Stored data
+++
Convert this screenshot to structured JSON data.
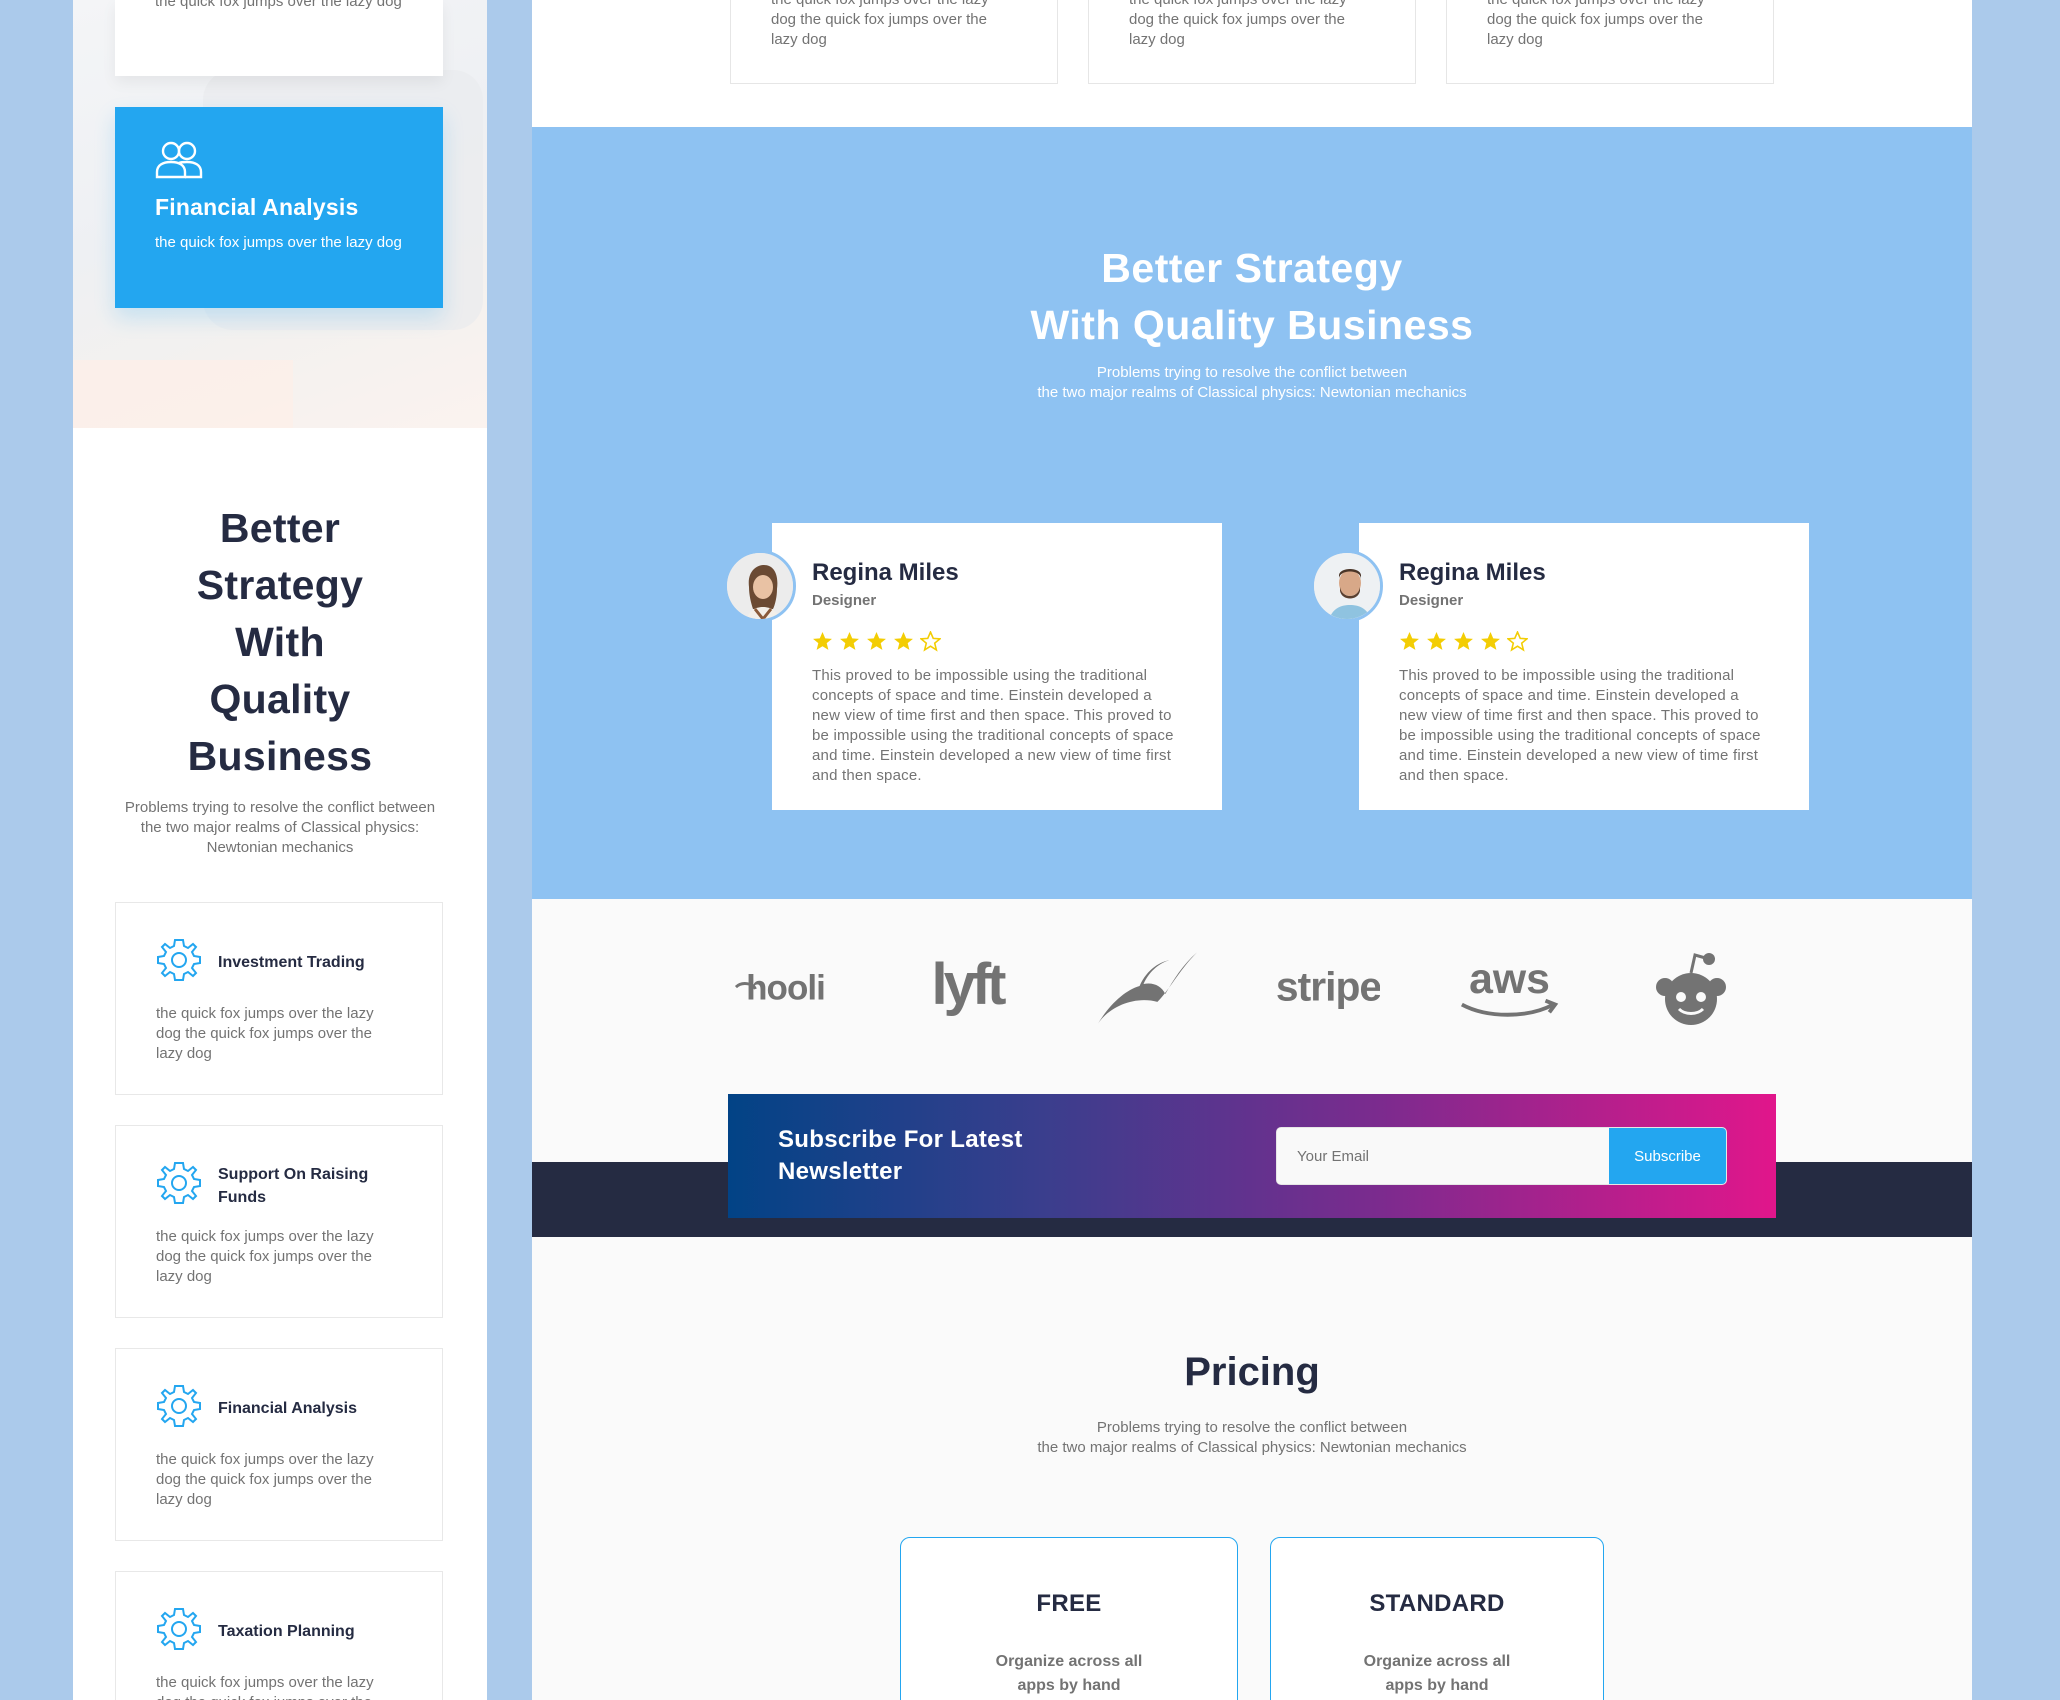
{
  "mobile": {
    "top_card_text": "the quick fox jumps over the lazy dog",
    "blue_card": {
      "icon": "users-icon",
      "title": "Financial Analysis",
      "text": "the quick fox jumps over the lazy dog"
    },
    "title_lines": [
      "Better",
      "Strategy",
      "With",
      "Quality",
      "Business"
    ],
    "subtitle": "Problems trying to resolve the conflict between the two major realms of Classical physics: Newtonian mechanics",
    "features": [
      {
        "icon": "gear-icon",
        "title": "Investment Trading",
        "text": "the quick fox jumps over the lazy dog the quick fox jumps over the lazy dog"
      },
      {
        "icon": "gear-icon",
        "title": "Support On Raising Funds",
        "text": "the quick fox jumps over the lazy dog the quick fox jumps over the lazy dog"
      },
      {
        "icon": "gear-icon",
        "title": "Financial Analysis",
        "text": "the quick fox jumps over the lazy dog the quick fox jumps over the lazy dog"
      },
      {
        "icon": "gear-icon",
        "title": "Taxation Planning",
        "text": "the quick fox jumps over the lazy dog the quick fox jumps over the lazy"
      }
    ]
  },
  "services": {
    "cards": [
      {
        "text": "the quick fox jumps over the lazy dog the quick fox jumps over the lazy dog"
      },
      {
        "text": "the quick fox jumps over the lazy dog the quick fox jumps over the lazy dog"
      },
      {
        "text": "the quick fox jumps over the lazy dog the quick fox jumps over the lazy dog"
      }
    ]
  },
  "testimonials": {
    "title_line1": "Better Strategy",
    "title_line2": "With Quality Business",
    "subtitle_line1": "Problems trying to resolve the conflict between",
    "subtitle_line2": "the two major realms of Classical physics: Newtonian mechanics",
    "items": [
      {
        "name": "Regina Miles",
        "role": "Designer",
        "rating": 4,
        "max_rating": 5,
        "text": "This proved to be impossible using the traditional concepts of space and time. Einstein developed a new view of time first and then space. This proved to be impossible using the traditional concepts of space and time. Einstein developed a new view of time first and then space."
      },
      {
        "name": "Regina Miles",
        "role": "Designer",
        "rating": 4,
        "max_rating": 5,
        "text": "This proved to be impossible using the traditional concepts of space and time. Einstein developed a new view of time first and then space. This proved to be impossible using the traditional concepts of space and time. Einstein developed a new view of time first and then space."
      }
    ],
    "star_color": "#f3cd03"
  },
  "clients": {
    "logos": [
      "hooli",
      "lyft",
      "leaf-logo",
      "stripe",
      "aws",
      "reddit-logo"
    ]
  },
  "newsletter": {
    "title": "Subscribe For Latest Newsletter",
    "email_placeholder": "Your Email",
    "button_label": "Subscribe"
  },
  "pricing": {
    "title": "Pricing",
    "subtitle_line1": "Problems trying to resolve the conflict between",
    "subtitle_line2": "the two major realms of Classical physics: Newtonian mechanics",
    "plans": [
      {
        "name": "FREE",
        "desc": "Organize across all apps by hand"
      },
      {
        "name": "STANDARD",
        "desc": "Organize across all apps by hand"
      }
    ]
  },
  "colors": {
    "primary": "#23a6f0",
    "dark": "#252b42",
    "muted": "#737373",
    "testimonial_bg": "#8ec2f2",
    "page_bg": "#abcaeb"
  }
}
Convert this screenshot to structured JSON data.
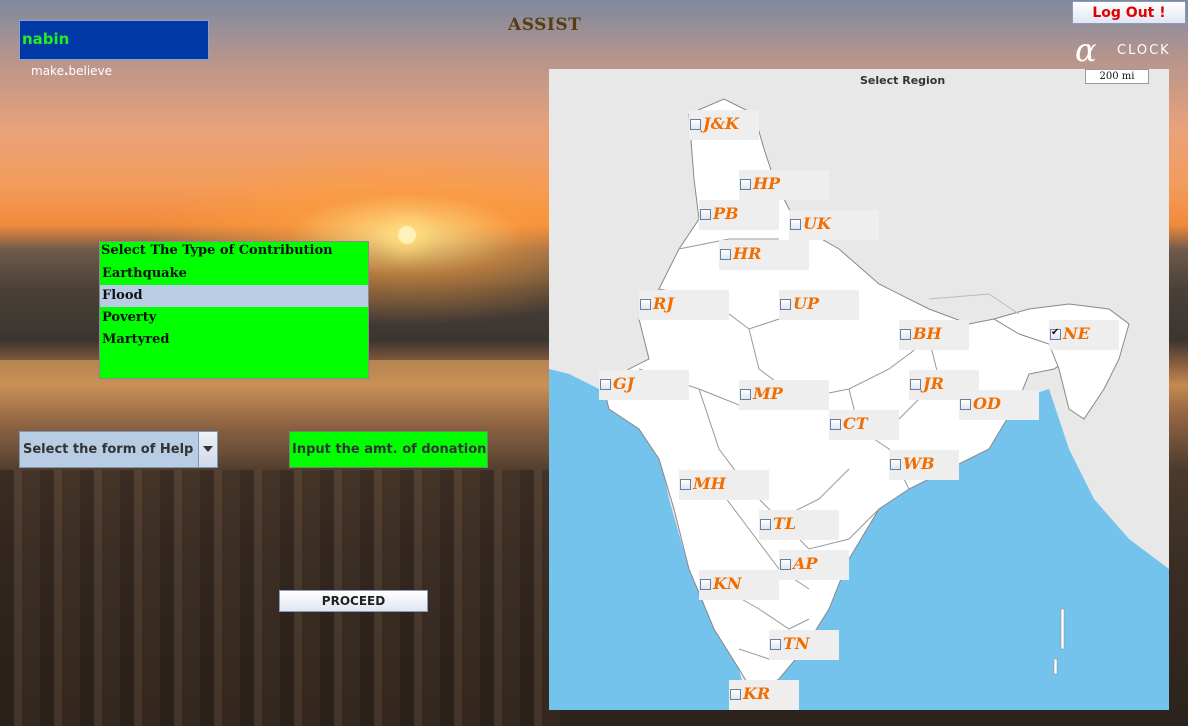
{
  "user": {
    "name": "nabin",
    "tagline_pre": "make",
    "tagline_dot": ".",
    "tagline_post": "believe"
  },
  "app": {
    "title": "ASSIST"
  },
  "header": {
    "logout_label": "Log Out !",
    "clock_symbol": "α",
    "clock_label": "CLOCK"
  },
  "contribution": {
    "header": "Select The Type of Contribution",
    "options": [
      "Earthquake",
      "Flood",
      "Poverty",
      "Martyred"
    ],
    "selected": "Flood"
  },
  "help_select": {
    "label": "Select the form of Help"
  },
  "amount": {
    "label": "Input the amt. of donation"
  },
  "proceed": {
    "label": "PROCEED"
  },
  "map": {
    "title": "Select Region",
    "scale": "200 mi",
    "regions": [
      {
        "label": "J&K",
        "checked": false
      },
      {
        "label": "HP",
        "checked": false
      },
      {
        "label": "PB",
        "checked": false
      },
      {
        "label": "UK",
        "checked": false
      },
      {
        "label": "HR",
        "checked": false
      },
      {
        "label": "RJ",
        "checked": false
      },
      {
        "label": "UP",
        "checked": false
      },
      {
        "label": "BH",
        "checked": false
      },
      {
        "label": "NE",
        "checked": true
      },
      {
        "label": "GJ",
        "checked": false
      },
      {
        "label": "JR",
        "checked": false
      },
      {
        "label": "MP",
        "checked": false
      },
      {
        "label": "OD",
        "checked": false
      },
      {
        "label": "CT",
        "checked": false
      },
      {
        "label": "WB",
        "checked": false
      },
      {
        "label": "MH",
        "checked": false
      },
      {
        "label": "TL",
        "checked": false
      },
      {
        "label": "AP",
        "checked": false
      },
      {
        "label": "KN",
        "checked": false
      },
      {
        "label": "TN",
        "checked": false
      },
      {
        "label": "KR",
        "checked": false
      }
    ]
  },
  "colors": {
    "accent_green": "#00ff00",
    "user_box": "#0039a6",
    "region_label": "#f26d00",
    "sea": "#74c3ec"
  }
}
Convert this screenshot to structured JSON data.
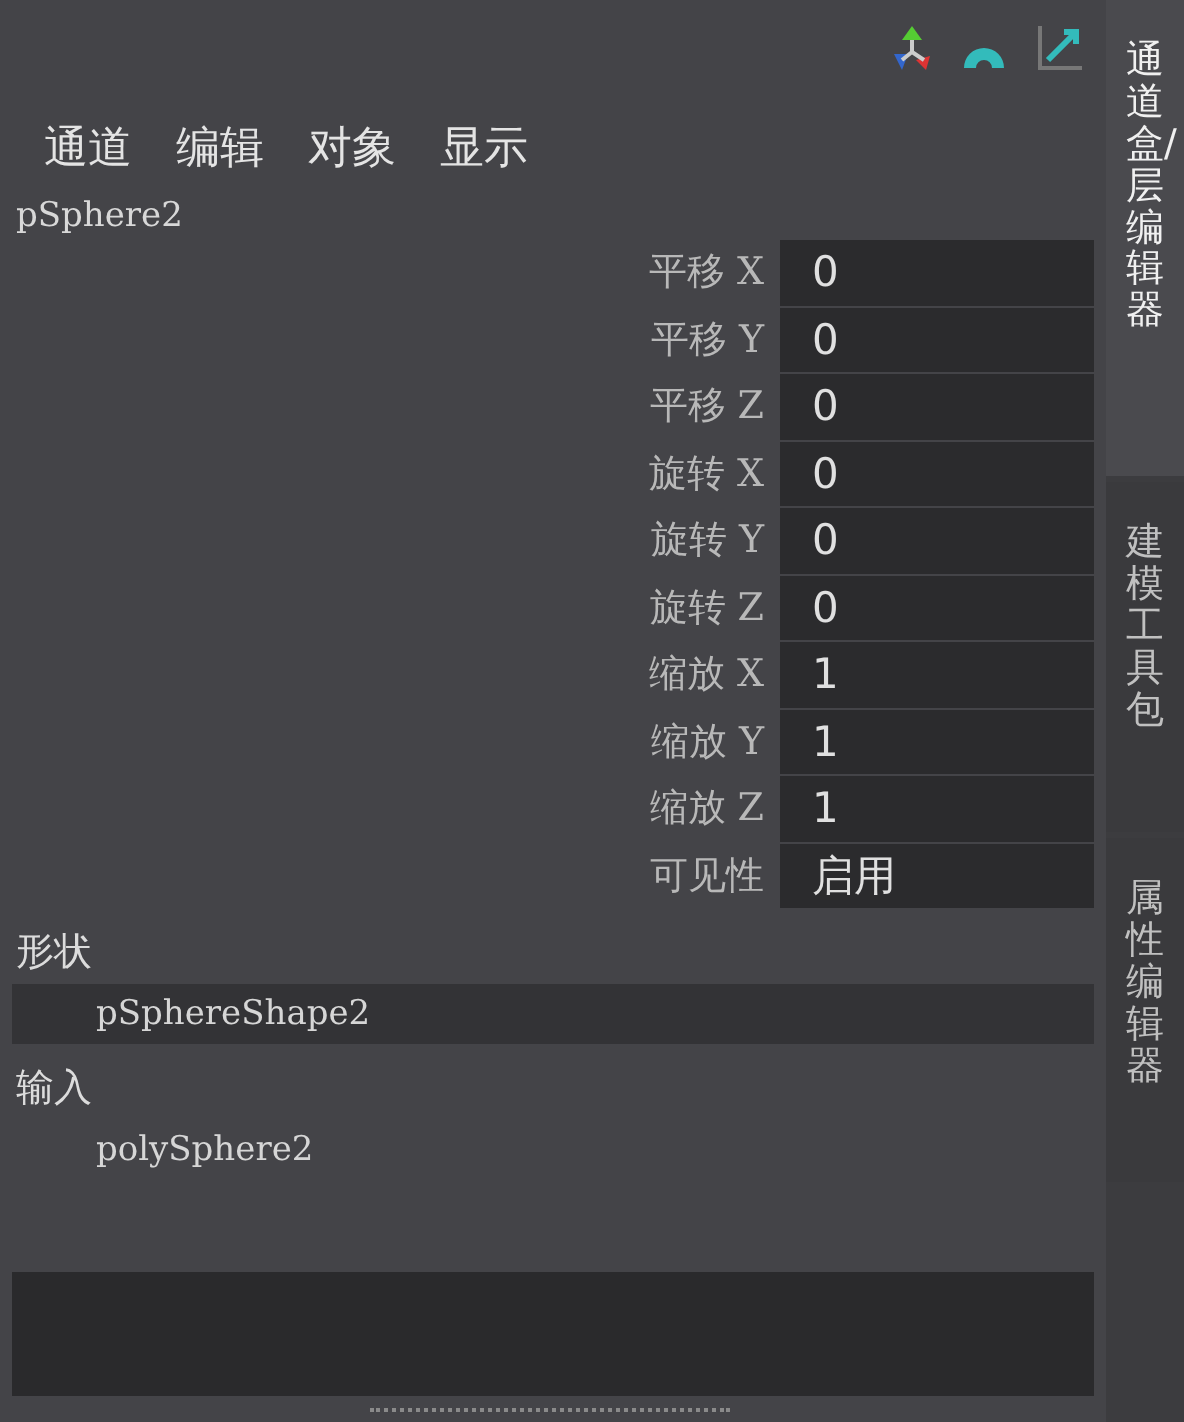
{
  "menu": [
    "通道",
    "编辑",
    "对象",
    "显示"
  ],
  "object_name": "pSphere2",
  "attributes": [
    {
      "label": "平移 X",
      "value": "0"
    },
    {
      "label": "平移 Y",
      "value": "0"
    },
    {
      "label": "平移 Z",
      "value": "0"
    },
    {
      "label": "旋转 X",
      "value": "0"
    },
    {
      "label": "旋转 Y",
      "value": "0"
    },
    {
      "label": "旋转 Z",
      "value": "0"
    },
    {
      "label": "缩放 X",
      "value": "1"
    },
    {
      "label": "缩放 Y",
      "value": "1"
    },
    {
      "label": "缩放 Z",
      "value": "1"
    },
    {
      "label": "可见性",
      "value": "启用"
    }
  ],
  "sections": [
    {
      "title": "形状",
      "items": [
        {
          "name": "pSphereShape2",
          "selected": true
        }
      ]
    },
    {
      "title": "输入",
      "items": [
        {
          "name": "polySphere2",
          "selected": false
        }
      ]
    }
  ],
  "side_tabs": [
    {
      "label": "通道盒/层编辑器",
      "selected": true
    },
    {
      "label": "建模工具包",
      "selected": false
    },
    {
      "label": "属性编辑器",
      "selected": false
    }
  ]
}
+++
What you should do
Without the pictures, return the entries exactly as they appear.

Output of the task
Convert this screenshot to structured JSON data.
{
  "mobile": {
    "top_card_text": "the quick fox jumps over the lazy dog",
    "blue_card": {
      "icon": "users-icon",
      "title": "Financial Analysis",
      "text": "the quick fox jumps over the lazy dog"
    },
    "title_lines": [
      "Better",
      "Strategy",
      "With",
      "Quality",
      "Business"
    ],
    "subtitle": "Problems trying to resolve the conflict between the two major realms of Classical physics: Newtonian mechanics",
    "features": [
      {
        "icon": "gear-icon",
        "title": "Investment Trading",
        "text": "the quick fox jumps over the lazy dog the quick fox jumps over the lazy dog"
      },
      {
        "icon": "gear-icon",
        "title": "Support On Raising Funds",
        "text": "the quick fox jumps over the lazy dog the quick fox jumps over the lazy dog"
      },
      {
        "icon": "gear-icon",
        "title": "Financial Analysis",
        "text": "the quick fox jumps over the lazy dog the quick fox jumps over the lazy dog"
      },
      {
        "icon": "gear-icon",
        "title": "Taxation Planning",
        "text": "the quick fox jumps over the lazy dog the quick fox jumps over the lazy"
      }
    ]
  },
  "services": {
    "cards": [
      {
        "text": "the quick fox jumps over the lazy dog the quick fox jumps over the lazy dog"
      },
      {
        "text": "the quick fox jumps over the lazy dog the quick fox jumps over the lazy dog"
      },
      {
        "text": "the quick fox jumps over the lazy dog the quick fox jumps over the lazy dog"
      }
    ]
  },
  "testimonials": {
    "title_line1": "Better Strategy",
    "title_line2": "With Quality Business",
    "subtitle_line1": "Problems trying to resolve the conflict between",
    "subtitle_line2": "the two major realms of Classical physics: Newtonian mechanics",
    "items": [
      {
        "name": "Regina Miles",
        "role": "Designer",
        "rating": 4,
        "max_rating": 5,
        "text": "This proved to be impossible using the traditional concepts of space and time. Einstein developed a new view of time first and then space. This proved to be impossible using the traditional concepts of space and time. Einstein developed a new view of time first and then space."
      },
      {
        "name": "Regina Miles",
        "role": "Designer",
        "rating": 4,
        "max_rating": 5,
        "text": "This proved to be impossible using the traditional concepts of space and time. Einstein developed a new view of time first and then space. This proved to be impossible using the traditional concepts of space and time. Einstein developed a new view of time first and then space."
      }
    ],
    "star_color": "#f3cd03"
  },
  "clients": {
    "logos": [
      "hooli",
      "lyft",
      "leaf-logo",
      "stripe",
      "aws",
      "reddit-logo"
    ]
  },
  "newsletter": {
    "title": "Subscribe For Latest Newsletter",
    "email_placeholder": "Your Email",
    "button_label": "Subscribe"
  },
  "pricing": {
    "title": "Pricing",
    "subtitle_line1": "Problems trying to resolve the conflict between",
    "subtitle_line2": "the two major realms of Classical physics: Newtonian mechanics",
    "plans": [
      {
        "name": "FREE",
        "desc": "Organize across all apps by hand"
      },
      {
        "name": "STANDARD",
        "desc": "Organize across all apps by hand"
      }
    ]
  },
  "colors": {
    "primary": "#23a6f0",
    "dark": "#252b42",
    "muted": "#737373",
    "testimonial_bg": "#8ec2f2",
    "page_bg": "#abcaeb"
  }
}
Convert this screenshot to structured JSON data.
{
  "user": {
    "name": "nabin",
    "tagline_pre": "make",
    "tagline_dot": ".",
    "tagline_post": "believe"
  },
  "app": {
    "title": "ASSIST"
  },
  "header": {
    "logout_label": "Log Out !",
    "clock_symbol": "α",
    "clock_label": "CLOCK"
  },
  "contribution": {
    "header": "Select The Type of Contribution",
    "options": [
      "Earthquake",
      "Flood",
      "Poverty",
      "Martyred"
    ],
    "selected": "Flood"
  },
  "help_select": {
    "label": "Select the form of Help"
  },
  "amount": {
    "label": "Input the amt. of donation"
  },
  "proceed": {
    "label": "PROCEED"
  },
  "map": {
    "title": "Select Region",
    "scale": "200 mi",
    "regions": [
      {
        "label": "J&K",
        "checked": false
      },
      {
        "label": "HP",
        "checked": false
      },
      {
        "label": "PB",
        "checked": false
      },
      {
        "label": "UK",
        "checked": false
      },
      {
        "label": "HR",
        "checked": false
      },
      {
        "label": "RJ",
        "checked": false
      },
      {
        "label": "UP",
        "checked": false
      },
      {
        "label": "BH",
        "checked": false
      },
      {
        "label": "NE",
        "checked": true
      },
      {
        "label": "GJ",
        "checked": false
      },
      {
        "label": "JR",
        "checked": false
      },
      {
        "label": "MP",
        "checked": false
      },
      {
        "label": "OD",
        "checked": false
      },
      {
        "label": "CT",
        "checked": false
      },
      {
        "label": "WB",
        "checked": false
      },
      {
        "label": "MH",
        "checked": false
      },
      {
        "label": "TL",
        "checked": false
      },
      {
        "label": "AP",
        "checked": false
      },
      {
        "label": "KN",
        "checked": false
      },
      {
        "label": "TN",
        "checked": false
      },
      {
        "label": "KR",
        "checked": false
      }
    ]
  },
  "colors": {
    "accent_green": "#00ff00",
    "user_box": "#0039a6",
    "region_label": "#f26d00",
    "sea": "#74c3ec"
  }
}
Convert this screenshot to structured JSON data.
{
  "menu": [
    "通道",
    "编辑",
    "对象",
    "显示"
  ],
  "object_name": "pSphere2",
  "attributes": [
    {
      "label": "平移 X",
      "value": "0"
    },
    {
      "label": "平移 Y",
      "value": "0"
    },
    {
      "label": "平移 Z",
      "value": "0"
    },
    {
      "label": "旋转 X",
      "value": "0"
    },
    {
      "label": "旋转 Y",
      "value": "0"
    },
    {
      "label": "旋转 Z",
      "value": "0"
    },
    {
      "label": "缩放 X",
      "value": "1"
    },
    {
      "label": "缩放 Y",
      "value": "1"
    },
    {
      "label": "缩放 Z",
      "value": "1"
    },
    {
      "label": "可见性",
      "value": "启用"
    }
  ],
  "sections": [
    {
      "title": "形状",
      "items": [
        {
          "name": "pSphereShape2",
          "selected": true
        }
      ]
    },
    {
      "title": "输入",
      "items": [
        {
          "name": "polySphere2",
          "selected": false
        }
      ]
    }
  ],
  "side_tabs": [
    {
      "label": "通道盒/层编辑器",
      "selected": true
    },
    {
      "label": "建模工具包",
      "selected": false
    },
    {
      "label": "属性编辑器",
      "selected": false
    }
  ]
}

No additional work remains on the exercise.